■ Exercise task:
Filter the listing below, copying every line in which the word "JSON" appears.

■ Provided data:
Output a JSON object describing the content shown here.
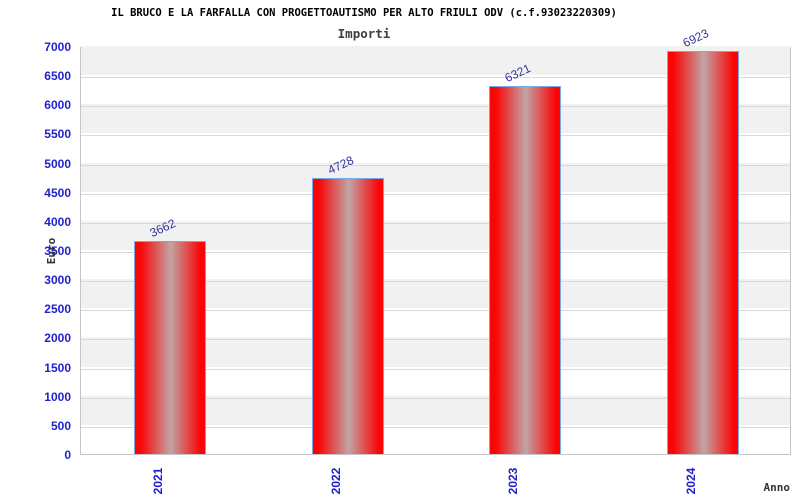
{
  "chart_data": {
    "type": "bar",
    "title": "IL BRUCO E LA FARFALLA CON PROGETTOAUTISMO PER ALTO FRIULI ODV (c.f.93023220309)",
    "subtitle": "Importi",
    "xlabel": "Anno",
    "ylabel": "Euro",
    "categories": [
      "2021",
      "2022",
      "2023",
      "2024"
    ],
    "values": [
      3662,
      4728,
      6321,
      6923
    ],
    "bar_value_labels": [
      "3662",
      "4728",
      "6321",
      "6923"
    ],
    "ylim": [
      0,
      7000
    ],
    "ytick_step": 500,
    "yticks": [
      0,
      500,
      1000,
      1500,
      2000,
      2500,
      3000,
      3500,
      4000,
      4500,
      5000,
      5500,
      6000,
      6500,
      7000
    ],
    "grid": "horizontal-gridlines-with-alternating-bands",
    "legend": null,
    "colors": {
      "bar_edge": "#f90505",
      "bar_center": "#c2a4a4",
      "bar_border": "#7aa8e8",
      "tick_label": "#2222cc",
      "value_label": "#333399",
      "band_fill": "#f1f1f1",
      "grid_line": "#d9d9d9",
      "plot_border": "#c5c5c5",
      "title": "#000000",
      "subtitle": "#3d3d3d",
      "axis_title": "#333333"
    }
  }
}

==

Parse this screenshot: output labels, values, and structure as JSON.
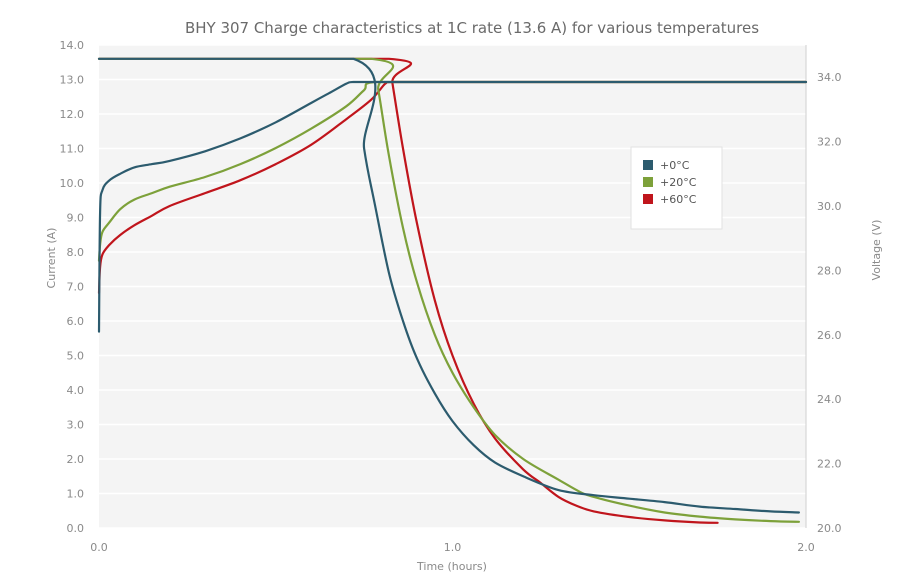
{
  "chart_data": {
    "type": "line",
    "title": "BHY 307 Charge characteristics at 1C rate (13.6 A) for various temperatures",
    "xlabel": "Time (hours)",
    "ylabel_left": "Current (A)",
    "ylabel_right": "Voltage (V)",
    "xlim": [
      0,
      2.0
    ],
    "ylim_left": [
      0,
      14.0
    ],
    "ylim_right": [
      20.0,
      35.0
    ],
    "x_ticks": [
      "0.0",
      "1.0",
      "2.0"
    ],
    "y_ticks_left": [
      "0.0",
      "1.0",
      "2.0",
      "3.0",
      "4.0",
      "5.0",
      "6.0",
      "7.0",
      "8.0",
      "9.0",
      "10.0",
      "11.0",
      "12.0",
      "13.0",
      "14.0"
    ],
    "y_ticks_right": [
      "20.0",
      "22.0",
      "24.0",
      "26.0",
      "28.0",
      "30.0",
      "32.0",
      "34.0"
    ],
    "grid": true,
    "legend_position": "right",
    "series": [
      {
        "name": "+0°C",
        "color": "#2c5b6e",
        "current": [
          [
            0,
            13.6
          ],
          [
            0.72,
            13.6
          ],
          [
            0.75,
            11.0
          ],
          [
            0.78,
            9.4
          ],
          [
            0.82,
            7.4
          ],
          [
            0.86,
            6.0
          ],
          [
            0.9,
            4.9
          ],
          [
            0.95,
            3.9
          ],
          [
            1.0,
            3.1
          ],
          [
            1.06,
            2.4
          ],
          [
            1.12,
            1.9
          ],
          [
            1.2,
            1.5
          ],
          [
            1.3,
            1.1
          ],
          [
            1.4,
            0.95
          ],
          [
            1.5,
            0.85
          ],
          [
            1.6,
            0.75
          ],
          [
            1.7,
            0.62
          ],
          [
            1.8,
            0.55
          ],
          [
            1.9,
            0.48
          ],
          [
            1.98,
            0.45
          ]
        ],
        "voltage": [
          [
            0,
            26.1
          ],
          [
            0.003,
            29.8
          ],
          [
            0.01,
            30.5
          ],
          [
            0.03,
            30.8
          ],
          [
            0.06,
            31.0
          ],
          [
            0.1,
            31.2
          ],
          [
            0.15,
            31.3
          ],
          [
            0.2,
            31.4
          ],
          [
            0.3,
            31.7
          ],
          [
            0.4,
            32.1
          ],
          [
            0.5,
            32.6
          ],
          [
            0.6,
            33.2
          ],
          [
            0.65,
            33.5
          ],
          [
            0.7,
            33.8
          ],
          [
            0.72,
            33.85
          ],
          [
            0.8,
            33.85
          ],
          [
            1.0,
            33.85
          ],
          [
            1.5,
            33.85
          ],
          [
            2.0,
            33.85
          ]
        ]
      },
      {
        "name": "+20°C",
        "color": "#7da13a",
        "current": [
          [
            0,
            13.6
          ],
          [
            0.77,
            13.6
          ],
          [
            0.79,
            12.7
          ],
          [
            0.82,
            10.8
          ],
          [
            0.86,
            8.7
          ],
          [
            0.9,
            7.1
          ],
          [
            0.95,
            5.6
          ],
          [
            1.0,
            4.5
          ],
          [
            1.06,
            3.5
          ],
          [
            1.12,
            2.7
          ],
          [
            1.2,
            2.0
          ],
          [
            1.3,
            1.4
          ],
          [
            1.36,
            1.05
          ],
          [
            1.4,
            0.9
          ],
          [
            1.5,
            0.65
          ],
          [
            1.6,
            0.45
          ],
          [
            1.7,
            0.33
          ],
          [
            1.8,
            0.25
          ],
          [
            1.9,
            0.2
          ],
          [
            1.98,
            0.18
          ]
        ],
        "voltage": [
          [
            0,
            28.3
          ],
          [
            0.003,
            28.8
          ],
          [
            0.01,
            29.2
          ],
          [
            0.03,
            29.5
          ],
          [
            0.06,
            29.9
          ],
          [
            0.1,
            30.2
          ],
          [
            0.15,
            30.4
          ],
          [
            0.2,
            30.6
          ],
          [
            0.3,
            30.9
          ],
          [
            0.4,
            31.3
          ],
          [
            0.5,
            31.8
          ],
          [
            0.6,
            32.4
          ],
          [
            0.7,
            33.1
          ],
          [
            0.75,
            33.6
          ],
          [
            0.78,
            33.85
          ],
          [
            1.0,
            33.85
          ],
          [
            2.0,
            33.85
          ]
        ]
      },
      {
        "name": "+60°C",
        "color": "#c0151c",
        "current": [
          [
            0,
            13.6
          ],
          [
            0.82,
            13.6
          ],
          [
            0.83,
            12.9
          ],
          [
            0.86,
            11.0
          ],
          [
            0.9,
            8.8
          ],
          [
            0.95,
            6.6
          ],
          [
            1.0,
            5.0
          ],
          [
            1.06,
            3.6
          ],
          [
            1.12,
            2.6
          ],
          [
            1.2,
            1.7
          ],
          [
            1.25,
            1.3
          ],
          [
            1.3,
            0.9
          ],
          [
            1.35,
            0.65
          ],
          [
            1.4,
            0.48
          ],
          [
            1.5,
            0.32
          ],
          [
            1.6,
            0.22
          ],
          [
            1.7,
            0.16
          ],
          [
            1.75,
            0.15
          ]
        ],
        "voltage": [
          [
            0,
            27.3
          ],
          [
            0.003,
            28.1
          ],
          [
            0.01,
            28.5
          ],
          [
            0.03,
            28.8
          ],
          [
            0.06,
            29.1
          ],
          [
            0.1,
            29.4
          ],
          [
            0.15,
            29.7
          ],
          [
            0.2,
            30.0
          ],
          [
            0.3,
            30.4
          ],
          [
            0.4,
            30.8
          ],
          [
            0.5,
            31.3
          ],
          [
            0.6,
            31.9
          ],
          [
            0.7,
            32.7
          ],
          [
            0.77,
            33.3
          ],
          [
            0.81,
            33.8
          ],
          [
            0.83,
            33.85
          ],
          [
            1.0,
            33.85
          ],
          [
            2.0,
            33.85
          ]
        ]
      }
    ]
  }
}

■ Answer to this exercise:
Output a JSON object describing the content shown here.
Parse this screenshot: output labels, values, and structure as JSON.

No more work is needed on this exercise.